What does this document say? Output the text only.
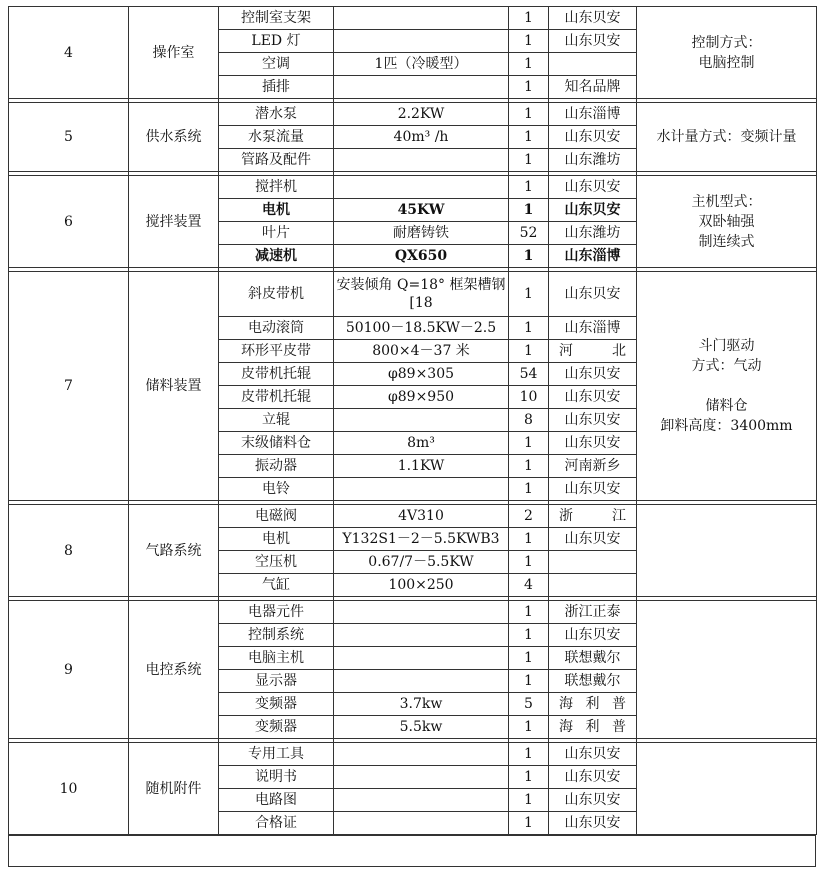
4	操作室	控制室支架		1	山东贝安	控制方式：
电脑控制

		LED 灯		1	山东贝安	
		空调	1匹（冷暖型）	1		
		插排		1	知名品牌	

5	供水系统	潜水泵	2.2KW	1	山东淄博	水计量方式：变频计量

		水泵流量	40m³ /h	1	山东贝安	
		管路及配件		1	山东潍坊	

6	搅拌装置	搅拌机		1	山东贝安	主机型式：
双卧轴强
制连续式

		电机	45KW	1	山东贝安	
		叶片	耐磨铸铁	52	山东潍坊	
		减速机	QX650	1	山东淄博	

7	储料装置	斜皮带机	安装倾角 Q=18° 框架槽钢[18	1	山东贝安	斗门驱动
方式：气动
储料仓
卸料高度：3400mm

		电动滚筒	50100－18.5KW－2.5	1	山东淄博	
		环形平皮带	800×4－37 米	1	河 北	
		皮带机托辊	φ89×305	54	山东贝安	
		皮带机托辊	φ89×950	10	山东贝安	
		立辊		8	山东贝安	
		末级储料仓	8m³	1	山东贝安	
		振动器	1.1KW	1	河南新乡	
		电铃		1	山东贝安	

8	气路系统	电磁阀	4V310	2	浙 江	
		电机	Y132S1－2－5.5KWB3	1	山东贝安	
		空压机	0.67/7－5.5KW	1		
		气缸	100×250	4		

9	电控系统	电器元件		1	浙江正泰	
		控制系统		1	山东贝安	
		电脑主机		1	联想戴尔	
		显示器		1	联想戴尔	
		变频器	3.7kw	5	海 利 普	
		变频器	5.5kw	1	海 利 普	

10	随机附件	专用工具		1	山东贝安	
		说明书		1	山东贝安	
		电路图		1	山东贝安	
		合格证		1	山东贝安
::::::::::
** TO DO **
Copy out all the data exactly; skip the pictures.

** RIGHT ANSWER **
What does this document say? Output the text only.
4	操作室	控制室支架		1	山东贝安	控制方式：
电脑控制

		LED 灯		1	山东贝安	
		空调	1匹（冷暖型）	1		
		插排		1	知名品牌	

5	供水系统	潜水泵	2.2KW	1	山东淄博	水计量方式：变频计量

		水泵流量	40m³ /h	1	山东贝安	
		管路及配件		1	山东潍坊	

6	搅拌装置	搅拌机		1	山东贝安	主机型式：
双卧轴强
制连续式

		电机	45KW	1	山东贝安	
		叶片	耐磨铸铁	52	山东潍坊	
		减速机	QX650	1	山东淄博	

7	储料装置	斜皮带机	安装倾角 Q=18° 框架槽钢[18	1	山东贝安	斗门驱动
方式：气动
储料仓
卸料高度：3400mm

		电动滚筒	50100－18.5KW－2.5	1	山东淄博	
		环形平皮带	800×4－37 米	1	河 北	
		皮带机托辊	φ89×305	54	山东贝安	
		皮带机托辊	φ89×950	10	山东贝安	
		立辊		8	山东贝安	
		末级储料仓	8m³	1	山东贝安	
		振动器	1.1KW	1	河南新乡	
		电铃		1	山东贝安	

8	气路系统	电磁阀	4V310	2	浙 江	
		电机	Y132S1－2－5.5KWB3	1	山东贝安	
		空压机	0.67/7－5.5KW	1		
		气缸	100×250	4		

9	电控系统	电器元件		1	浙江正泰	
		控制系统		1	山东贝安	
		电脑主机		1	联想戴尔	
		显示器		1	联想戴尔	
		变频器	3.7kw	5	海 利 普	
		变频器	5.5kw	1	海 利 普	

10	随机附件	专用工具		1	山东贝安	
		说明书		1	山东贝安	
		电路图		1	山东贝安	
		合格证		1	山东贝安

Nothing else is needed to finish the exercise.